The good folks at the MOJO blog have alerted me to a major music controversy in Jamaica.
The spiraling popularity of daggering a lewd dance style with accompanying, explicitly-lyrics dancehall tunes has led the Jamaican government to take an unprecedented step: an all-out radio and TV ban on songs and videos with blatantly sexual content.
Here's the background, from MOJO blogger David Katz:
The storm began brewing when a series of daggering hits gained widespread airplay To the uninitiated, daggering is a super-lewd dance that leaves little to the imagination, in which groin-locked couples enact rapid-speed dry-humping. Daggering dancers basically enact simulated sex, since the term is roughly the Caribbean equivalent to cabin stabbing.
(Am I the only one who paused at this point to google cabin stabbing? And regretted it?)
Grumbles about the craze were already building, and things came to a climax (har har) when the Vybz Kartel and Spice duet, Rampin Shop, hit #1 on the local charts.
Five days later, the Jamaican Broadcasting Commission took the unprecedented step of banning all songs with explicit sexual content from radio and television, as well as songs that glorify gun violence, murder, rape or arson. The ban is absolute, meaning that such songs can no longer be aired as clean versions that make use of bleeping.
Responses to the ban have been extremely mixed. Some feel the government's stance is hypocritical: Given that human rights campaigns have fallen on deaf ears for years, why should it take a bit of dry-humping to bring action?

_ _ _ _

• TASK INSTRUCTIONS
1. The post on Jamaica's broadcast ban names several acts that, besides explicit sexual content, a song may not glorify if it is to be aired. List these acts.
2. In the records, copy out the lines beginning at the line that contains "Decompose this screenshot" and ending after the line that contains "clerical-hours-value: 10,360 bbox=[334, 85, 357, 94]".

_ _ _ _

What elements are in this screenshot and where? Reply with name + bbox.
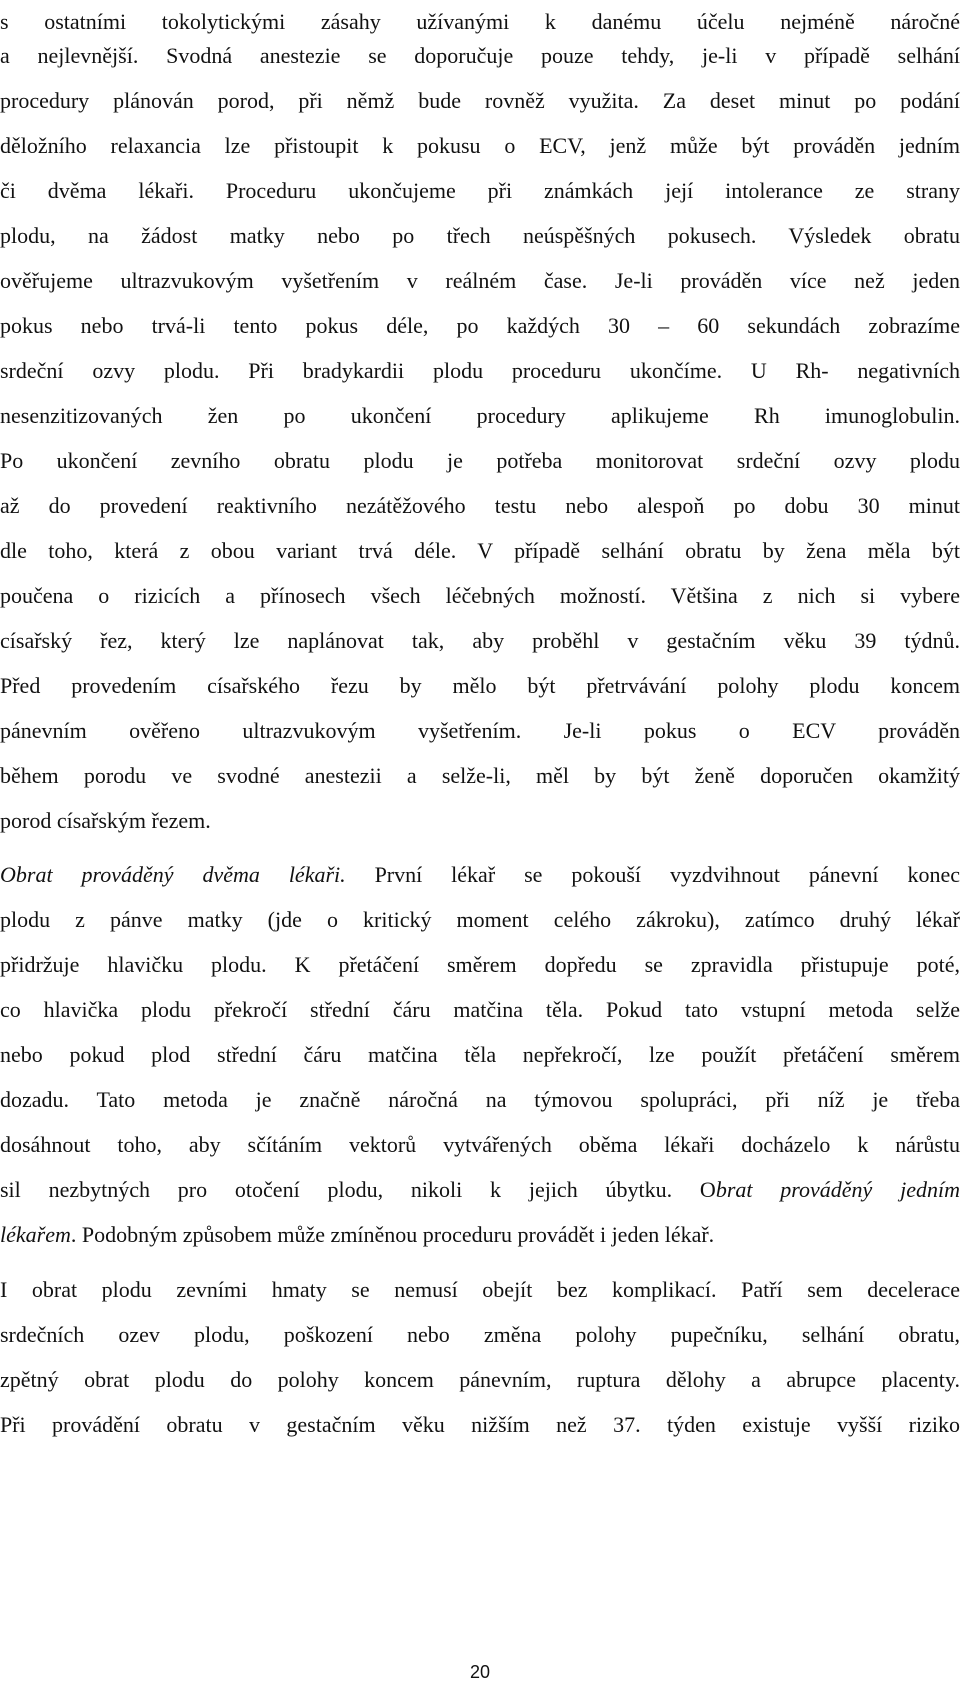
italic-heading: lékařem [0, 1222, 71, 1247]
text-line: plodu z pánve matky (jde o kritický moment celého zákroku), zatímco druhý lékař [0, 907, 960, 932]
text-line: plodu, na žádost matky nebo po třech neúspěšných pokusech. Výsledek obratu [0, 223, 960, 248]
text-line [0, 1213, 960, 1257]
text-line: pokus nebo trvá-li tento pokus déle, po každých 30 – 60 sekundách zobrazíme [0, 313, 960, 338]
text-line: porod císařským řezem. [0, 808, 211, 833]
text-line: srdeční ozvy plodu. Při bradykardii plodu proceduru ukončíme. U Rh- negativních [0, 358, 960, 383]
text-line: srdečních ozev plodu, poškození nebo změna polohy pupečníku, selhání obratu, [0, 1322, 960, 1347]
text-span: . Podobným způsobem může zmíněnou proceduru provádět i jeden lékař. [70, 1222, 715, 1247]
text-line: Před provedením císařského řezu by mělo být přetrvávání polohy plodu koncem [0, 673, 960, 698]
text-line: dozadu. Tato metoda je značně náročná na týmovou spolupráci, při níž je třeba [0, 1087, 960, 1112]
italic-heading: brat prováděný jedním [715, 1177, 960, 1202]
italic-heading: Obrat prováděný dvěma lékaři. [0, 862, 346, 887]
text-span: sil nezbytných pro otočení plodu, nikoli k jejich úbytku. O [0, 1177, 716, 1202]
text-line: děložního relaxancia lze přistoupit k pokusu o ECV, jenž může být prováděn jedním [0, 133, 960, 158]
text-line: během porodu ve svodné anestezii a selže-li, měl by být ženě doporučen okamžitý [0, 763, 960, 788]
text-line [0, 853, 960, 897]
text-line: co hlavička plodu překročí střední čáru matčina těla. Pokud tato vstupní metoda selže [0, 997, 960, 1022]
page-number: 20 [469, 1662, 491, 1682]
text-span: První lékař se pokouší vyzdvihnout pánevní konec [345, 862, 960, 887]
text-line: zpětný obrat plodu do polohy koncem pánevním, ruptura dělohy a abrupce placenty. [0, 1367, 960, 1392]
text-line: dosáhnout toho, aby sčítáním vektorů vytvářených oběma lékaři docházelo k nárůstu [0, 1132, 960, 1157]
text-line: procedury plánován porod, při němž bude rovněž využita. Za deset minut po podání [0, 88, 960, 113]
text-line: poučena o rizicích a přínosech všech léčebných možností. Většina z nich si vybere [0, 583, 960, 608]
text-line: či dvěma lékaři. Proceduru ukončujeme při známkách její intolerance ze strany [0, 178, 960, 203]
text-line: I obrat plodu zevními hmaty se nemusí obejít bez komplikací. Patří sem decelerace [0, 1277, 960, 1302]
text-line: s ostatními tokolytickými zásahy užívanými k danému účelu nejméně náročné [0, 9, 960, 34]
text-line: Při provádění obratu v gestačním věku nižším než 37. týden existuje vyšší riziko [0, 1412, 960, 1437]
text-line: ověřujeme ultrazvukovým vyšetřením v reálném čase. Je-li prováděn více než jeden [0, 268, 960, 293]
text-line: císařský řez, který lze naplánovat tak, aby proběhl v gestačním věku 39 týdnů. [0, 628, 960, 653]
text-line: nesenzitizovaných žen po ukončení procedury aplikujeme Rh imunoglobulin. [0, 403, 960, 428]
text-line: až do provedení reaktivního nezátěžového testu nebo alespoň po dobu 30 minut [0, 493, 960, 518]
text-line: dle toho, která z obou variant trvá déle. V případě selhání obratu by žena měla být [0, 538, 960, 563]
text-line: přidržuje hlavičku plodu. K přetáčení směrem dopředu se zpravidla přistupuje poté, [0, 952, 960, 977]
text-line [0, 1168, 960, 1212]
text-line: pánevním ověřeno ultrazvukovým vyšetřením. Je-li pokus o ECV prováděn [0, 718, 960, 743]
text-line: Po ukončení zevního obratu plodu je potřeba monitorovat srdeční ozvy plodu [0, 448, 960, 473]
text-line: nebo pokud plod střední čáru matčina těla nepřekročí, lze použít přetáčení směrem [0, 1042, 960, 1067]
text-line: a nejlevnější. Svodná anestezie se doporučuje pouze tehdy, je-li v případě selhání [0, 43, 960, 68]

_ _ _ _

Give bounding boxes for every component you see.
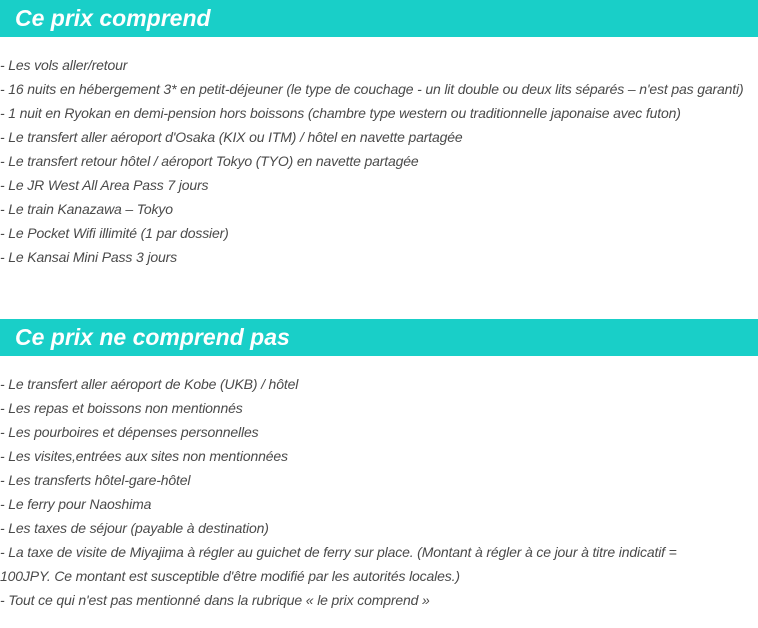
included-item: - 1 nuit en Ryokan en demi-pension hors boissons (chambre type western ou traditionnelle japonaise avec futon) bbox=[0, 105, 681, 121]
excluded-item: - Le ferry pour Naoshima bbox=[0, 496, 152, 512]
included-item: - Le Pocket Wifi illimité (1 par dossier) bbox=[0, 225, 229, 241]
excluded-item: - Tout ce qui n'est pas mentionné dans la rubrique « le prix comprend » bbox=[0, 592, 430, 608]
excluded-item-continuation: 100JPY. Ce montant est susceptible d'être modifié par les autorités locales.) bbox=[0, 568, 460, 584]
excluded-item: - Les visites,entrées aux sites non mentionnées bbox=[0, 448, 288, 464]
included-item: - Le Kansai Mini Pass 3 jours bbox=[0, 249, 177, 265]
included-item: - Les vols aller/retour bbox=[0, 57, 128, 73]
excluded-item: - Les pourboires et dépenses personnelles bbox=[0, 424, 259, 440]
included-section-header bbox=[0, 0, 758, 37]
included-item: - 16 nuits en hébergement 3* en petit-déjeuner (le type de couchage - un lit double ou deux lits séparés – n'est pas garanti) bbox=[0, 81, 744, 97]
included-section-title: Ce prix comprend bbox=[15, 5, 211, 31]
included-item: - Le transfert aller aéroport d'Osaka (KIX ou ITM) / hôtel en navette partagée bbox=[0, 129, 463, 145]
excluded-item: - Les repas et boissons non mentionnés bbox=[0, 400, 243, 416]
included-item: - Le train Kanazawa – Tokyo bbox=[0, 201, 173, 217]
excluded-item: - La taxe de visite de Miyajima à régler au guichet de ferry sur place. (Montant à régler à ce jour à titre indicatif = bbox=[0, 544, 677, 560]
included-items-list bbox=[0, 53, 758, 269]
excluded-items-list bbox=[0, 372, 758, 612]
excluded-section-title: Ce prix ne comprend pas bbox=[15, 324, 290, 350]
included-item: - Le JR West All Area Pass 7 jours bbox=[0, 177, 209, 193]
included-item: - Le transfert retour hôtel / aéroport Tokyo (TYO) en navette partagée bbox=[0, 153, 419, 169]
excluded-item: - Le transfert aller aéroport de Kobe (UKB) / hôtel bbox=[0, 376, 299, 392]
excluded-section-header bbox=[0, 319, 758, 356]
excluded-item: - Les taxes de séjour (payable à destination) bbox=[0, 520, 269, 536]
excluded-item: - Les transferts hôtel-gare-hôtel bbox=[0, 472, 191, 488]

_ _ _ _

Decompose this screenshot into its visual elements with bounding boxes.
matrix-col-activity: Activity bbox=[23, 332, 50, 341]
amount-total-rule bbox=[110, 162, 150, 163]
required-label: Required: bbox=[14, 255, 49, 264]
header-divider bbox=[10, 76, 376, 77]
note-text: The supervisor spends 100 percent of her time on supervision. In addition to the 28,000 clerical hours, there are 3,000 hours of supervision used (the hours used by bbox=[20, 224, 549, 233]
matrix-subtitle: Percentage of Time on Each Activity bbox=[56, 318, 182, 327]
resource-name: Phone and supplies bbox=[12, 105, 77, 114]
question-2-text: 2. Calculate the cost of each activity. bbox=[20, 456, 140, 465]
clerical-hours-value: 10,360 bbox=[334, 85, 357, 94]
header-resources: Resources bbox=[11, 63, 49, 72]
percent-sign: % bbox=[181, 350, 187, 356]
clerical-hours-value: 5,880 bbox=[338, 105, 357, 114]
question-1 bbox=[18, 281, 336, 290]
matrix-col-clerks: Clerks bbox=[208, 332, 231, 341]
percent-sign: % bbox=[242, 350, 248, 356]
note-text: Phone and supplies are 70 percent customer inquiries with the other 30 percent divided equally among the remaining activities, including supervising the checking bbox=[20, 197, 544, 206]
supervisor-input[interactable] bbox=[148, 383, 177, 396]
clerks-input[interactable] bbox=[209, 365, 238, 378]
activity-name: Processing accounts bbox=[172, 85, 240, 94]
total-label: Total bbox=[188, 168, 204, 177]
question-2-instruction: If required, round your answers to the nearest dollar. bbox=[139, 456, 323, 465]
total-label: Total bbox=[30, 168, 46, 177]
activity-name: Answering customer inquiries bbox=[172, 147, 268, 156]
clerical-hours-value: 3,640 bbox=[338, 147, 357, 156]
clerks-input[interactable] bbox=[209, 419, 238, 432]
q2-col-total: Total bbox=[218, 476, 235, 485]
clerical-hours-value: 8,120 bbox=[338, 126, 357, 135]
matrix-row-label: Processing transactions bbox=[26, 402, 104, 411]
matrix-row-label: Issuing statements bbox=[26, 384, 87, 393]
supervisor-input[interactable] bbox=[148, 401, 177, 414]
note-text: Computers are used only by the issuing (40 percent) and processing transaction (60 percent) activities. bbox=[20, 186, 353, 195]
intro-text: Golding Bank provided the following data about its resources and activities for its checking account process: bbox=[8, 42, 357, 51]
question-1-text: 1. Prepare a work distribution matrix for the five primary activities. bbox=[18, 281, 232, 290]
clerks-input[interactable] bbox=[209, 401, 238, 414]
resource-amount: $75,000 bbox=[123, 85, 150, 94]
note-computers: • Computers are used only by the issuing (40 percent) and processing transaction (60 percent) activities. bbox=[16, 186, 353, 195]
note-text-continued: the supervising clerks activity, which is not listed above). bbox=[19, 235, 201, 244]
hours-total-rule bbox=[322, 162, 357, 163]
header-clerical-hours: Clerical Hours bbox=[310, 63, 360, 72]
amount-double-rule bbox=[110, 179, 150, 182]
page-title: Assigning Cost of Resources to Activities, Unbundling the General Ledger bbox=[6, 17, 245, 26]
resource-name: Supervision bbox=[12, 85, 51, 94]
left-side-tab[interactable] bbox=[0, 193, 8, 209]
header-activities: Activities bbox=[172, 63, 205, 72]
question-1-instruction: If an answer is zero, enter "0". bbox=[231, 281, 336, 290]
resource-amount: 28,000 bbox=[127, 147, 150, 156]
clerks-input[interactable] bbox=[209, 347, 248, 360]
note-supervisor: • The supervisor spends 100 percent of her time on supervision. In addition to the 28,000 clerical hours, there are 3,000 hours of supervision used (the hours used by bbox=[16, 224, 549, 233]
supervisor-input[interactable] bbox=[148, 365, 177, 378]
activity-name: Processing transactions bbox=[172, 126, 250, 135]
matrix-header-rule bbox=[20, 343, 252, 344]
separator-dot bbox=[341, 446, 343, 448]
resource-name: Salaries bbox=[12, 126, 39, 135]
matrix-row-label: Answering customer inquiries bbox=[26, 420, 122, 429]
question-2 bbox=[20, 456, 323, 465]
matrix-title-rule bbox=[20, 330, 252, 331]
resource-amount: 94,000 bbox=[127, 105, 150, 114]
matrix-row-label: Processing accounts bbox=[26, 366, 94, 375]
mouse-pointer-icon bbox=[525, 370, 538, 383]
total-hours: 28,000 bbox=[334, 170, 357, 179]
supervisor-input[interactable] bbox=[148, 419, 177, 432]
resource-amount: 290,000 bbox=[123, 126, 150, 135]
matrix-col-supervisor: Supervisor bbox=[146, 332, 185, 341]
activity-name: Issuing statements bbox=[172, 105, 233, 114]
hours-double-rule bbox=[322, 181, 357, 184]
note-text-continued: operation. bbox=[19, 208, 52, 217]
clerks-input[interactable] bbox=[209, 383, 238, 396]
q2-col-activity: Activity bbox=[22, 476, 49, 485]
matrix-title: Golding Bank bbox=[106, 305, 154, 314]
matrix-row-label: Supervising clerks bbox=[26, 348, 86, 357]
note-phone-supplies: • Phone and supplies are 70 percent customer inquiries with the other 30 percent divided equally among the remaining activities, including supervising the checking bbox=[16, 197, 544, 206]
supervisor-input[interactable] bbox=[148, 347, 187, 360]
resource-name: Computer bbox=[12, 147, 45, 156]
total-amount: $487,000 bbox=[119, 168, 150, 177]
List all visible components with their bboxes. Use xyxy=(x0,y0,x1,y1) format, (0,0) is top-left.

_ _ _ _

• WRITTEN ANSWERS
1.
- Gun violence
- Murder
- Rape
- Arson

2.
Decompose this screenshot into its visual elements with bounding boxes.
matrix-col-activity: Activity bbox=[23, 332, 50, 341]
amount-total-rule bbox=[110, 162, 150, 163]
required-label: Required: bbox=[14, 255, 49, 264]
header-divider bbox=[10, 76, 376, 77]
note-text: The supervisor spends 100 percent of her time on supervision. In addition to the 28,000 clerical hours, there are 3,000 hours of supervision used (the hours used by bbox=[20, 224, 549, 233]
matrix-subtitle: Percentage of Time on Each Activity bbox=[56, 318, 182, 327]
resource-name: Phone and supplies bbox=[12, 105, 77, 114]
question-2-text: 2. Calculate the cost of each activity. bbox=[20, 456, 140, 465]
clerical-hours-value: 10,360 bbox=[334, 85, 357, 94]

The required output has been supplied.